Stored items -
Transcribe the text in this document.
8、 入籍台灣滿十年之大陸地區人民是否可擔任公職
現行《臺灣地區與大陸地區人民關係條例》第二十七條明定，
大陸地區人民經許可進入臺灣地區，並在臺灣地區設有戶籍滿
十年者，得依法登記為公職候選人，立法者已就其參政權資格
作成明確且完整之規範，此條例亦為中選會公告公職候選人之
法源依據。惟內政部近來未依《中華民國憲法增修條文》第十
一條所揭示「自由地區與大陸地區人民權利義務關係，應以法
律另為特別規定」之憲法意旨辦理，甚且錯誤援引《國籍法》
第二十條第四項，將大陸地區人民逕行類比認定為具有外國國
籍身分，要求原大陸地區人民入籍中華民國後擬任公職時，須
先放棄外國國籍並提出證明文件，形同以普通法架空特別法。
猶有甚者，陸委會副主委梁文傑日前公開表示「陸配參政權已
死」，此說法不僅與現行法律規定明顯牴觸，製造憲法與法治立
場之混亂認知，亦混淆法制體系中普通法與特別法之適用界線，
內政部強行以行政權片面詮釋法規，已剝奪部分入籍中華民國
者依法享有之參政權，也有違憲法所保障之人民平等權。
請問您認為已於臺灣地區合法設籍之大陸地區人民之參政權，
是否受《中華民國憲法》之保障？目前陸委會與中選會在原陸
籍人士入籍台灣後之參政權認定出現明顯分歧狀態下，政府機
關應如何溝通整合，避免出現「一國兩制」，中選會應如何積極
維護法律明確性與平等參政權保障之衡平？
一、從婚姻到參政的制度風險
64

Task to complete - Copy all the records above exactly, missing none.

Right answer -
Transcribe the text in this document.
8、 入籍台灣滿十年之大陸地區人民是否可擔任公職
現行《臺灣地區與大陸地區人民關係條例》第二十七條明定，
大陸地區人民經許可進入臺灣地區，並在臺灣地區設有戶籍滿
十年者，得依法登記為公職候選人，立法者已就其參政權資格
作成明確且完整之規範，此條例亦為中選會公告公職候選人之
法源依據。惟內政部近來未依《中華民國憲法增修條文》第十
一條所揭示「自由地區與大陸地區人民權利義務關係，應以法
律另為特別規定」之憲法意旨辦理，甚且錯誤援引《國籍法》
第二十條第四項，將大陸地區人民逕行類比認定為具有外國國
籍身分，要求原大陸地區人民入籍中華民國後擬任公職時，須
先放棄外國國籍並提出證明文件，形同以普通法架空特別法。
猶有甚者，陸委會副主委梁文傑日前公開表示「陸配參政權已
死」，此說法不僅與現行法律規定明顯牴觸，製造憲法與法治立
場之混亂認知，亦混淆法制體系中普通法與特別法之適用界線，
內政部強行以行政權片面詮釋法規，已剝奪部分入籍中華民國
者依法享有之參政權，也有違憲法所保障之人民平等權。
請問您認為已於臺灣地區合法設籍之大陸地區人民之參政權，
是否受《中華民國憲法》之保障？目前陸委會與中選會在原陸
籍人士入籍台灣後之參政權認定出現明顯分歧狀態下，政府機
關應如何溝通整合，避免出現「一國兩制」，中選會應如何積極
維護法律明確性與平等參政權保障之衡平？
一、從婚姻到參政的制度風險
64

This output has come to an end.